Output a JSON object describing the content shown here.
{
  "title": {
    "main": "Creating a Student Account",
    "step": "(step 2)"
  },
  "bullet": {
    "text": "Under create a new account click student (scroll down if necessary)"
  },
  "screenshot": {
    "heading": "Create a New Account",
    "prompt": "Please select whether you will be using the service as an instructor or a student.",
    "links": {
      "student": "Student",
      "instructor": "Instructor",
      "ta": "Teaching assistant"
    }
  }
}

******************************

SET EXERCISE:
Output the records above in their entirety, exactly.

RESULT OF THE TASK:
Output a JSON object describing the content shown here.
{
  "title": {
    "main": "Creating a Student Account",
    "step": "(step 2)"
  },
  "bullet": {
    "text": "Under create a new account click student (scroll down if necessary)"
  },
  "screenshot": {
    "heading": "Create a New Account",
    "prompt": "Please select whether you will be using the service as an instructor or a student.",
    "links": {
      "student": "Student",
      "instructor": "Instructor",
      "ta": "Teaching assistant"
    }
  }
}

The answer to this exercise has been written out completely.